**Task to complete:** Check each line of the records for "判断矩阵的建立"; collect those that have it.
┄┄┄┄┄┄┄┄┄┄
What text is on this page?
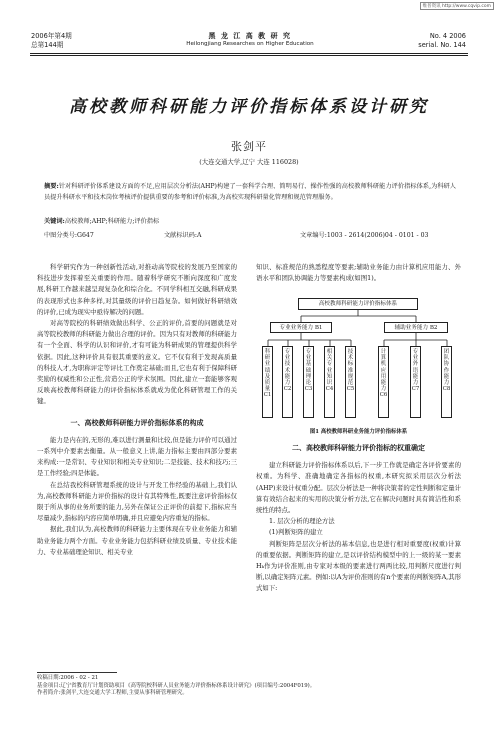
维普资讯 http://www.cqvip.com
2006年第4期
总第144期
黑 龙 江 高 教 研 究
Heilongjiang Researches on Higher Education
No. 4 2006
serial. No. 144
高校教师科研能力评价指标体系设计研究
张剑平
(大连交通大学,辽宁 大连 116028)
摘要:针对科研评价体系建设方面的不足,应用层次分析法(AHP)构建了一套科学合理、简明易行、操作性强的高校教师科研能力评价指标体系,为科研人员提升科研水平和技术岗位考核评价提供重要的参考和评价标准,为高校实现科研量化管理和规范管理服务。
关键词:高校教师;AHP;科研能力;评价指标
中图分类号:G647	文献标识码:A	文章编号:1003 - 2614(2006)04 - 0101 - 03

科学研究作为一种创新性活动,对推动高等院校的发展乃至国家的科技进步发挥着至关重要的作用。随着科学研究不断向深度和广度发展,科研工作越来越呈现复杂化和综合化。不同学科相互交融,科研成果的表现形式也多种多样,对其量级的评价日趋复杂。如何做好科研绩效的评价,已成为现实中亟待解决的问题。

对高等院校的科研绩效做出科学、公正的评价,首要的问题就是对高等院校教师的科研能力做出合理的评价。因为只有对教师的科研能力有一个全面、科学的认识和评价,才有可能为科研成果的管理提供科学依据。因此,这种评价具有很其重要的意义。它不仅有利于发现高质量的科技人才,为职称评定等评比工作奠定基础;而且,它也有利于保障科研奖励的权威性和公正性,营造公正的学术氛围。因此,建立一套能够客观反映高校教师科研能力的评价指标体系就成为优化科研管理工作的关键。

一、高校教师科研能力评价指标体系的构成

能力是内在的,无形的,难以进行测量和比较,但是能力评价可以通过一系列中介要素去衡量。从一般意义上讲,能力指标主要由四部分要素来构成:一是常识、专业知识和相关专业知识;二是技能、技术和技巧;三是工作经验;四是体能。

在总结我校科研管理系统的设计与开发工作经验的基础上,我们认为,高校教师科研能力评价指标的设计有其特殊性,既要注意评价指标仅限于所从事的业务所要的能力,另外在保证公正评价的前提下,指标应当尽量减少,指标的内容应简单明确,并且应避免内容重复的指标。

据此,我们认为,高校教师的科研能力主要体现在专业业务能力和辅助业务能力两个方面。专业业务能力包括科研业绩及质量、专业技术能力、专业基础理论知识、相关专业

知识、标准规范的熟悉程度等要素;辅助业务能力由计算机应用能力、外语水平和团队协调能力等要素构成(如图1)。

高校教师科研能力评价指标体系
专业业务能力 B1	辅助业务能力 B2
科研业绩及质量C1
专业技术能力C2
专业基础理论C3
相关专业知识C4
技术标准规范C5
计算机应用能力C6
专业外语能力C7
团队协作能力C8
图1 高校教师科研业务能力评价指标体系
二、高校教师科研能力评价指标的权重确定

建立科研能力评价指标体系以后,下一步工作就是确定各评价要素的权重。为科学、准确地确定各指标的权重,本研究拟采用层次分析法(AHP)来设计权重分配。层次分析法是一种将决策者的定性判断和定量计算有效结合起来的实用的决策分析方法,它在解决问题时具有简洁性和系统性的特点。

1. 层次分析的理论方法
(1)判断矩阵的建立

判断矩阵是层次分析法的基本信息,也是进行相对重要度(权重)计算的重要依据。判断矩阵的建立,是以评价结构模型中的上一级的某一要素Hₖ作为评价准则,由专家对本级的要素进行两两比较,用判断尺度进行判断,以确定矩阵元素。例如:以A为评价准则的有n个要素的判断矩阵A,其形式如下:

收稿日期:2006 - 02 - 21
基金项目:辽宁省教育厅计划资助项目《高等院校科研人员业务能力评价指标体系设计研究》(项目编号:2004F019)。
作者简介:张剑平,大连交通大学工程师,主要从事科研管理研究。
┄┄┄┄┄┄┄┄┄┄
**Exercise response:**
(1)判断矩阵的建立
判断矩阵是层次分析法的基本信息,也是进行相对重要度(权重)计算的重要依据。判断矩阵的建立,是以评价结构模型中的上一级的某一要素Hₖ作为评价准则,由专家对本级的要素进行两两比较,用判断尺度进行判断,以确定矩阵元素。例如:以A为评价准则的有n个要素的判断矩阵A,其形式如下:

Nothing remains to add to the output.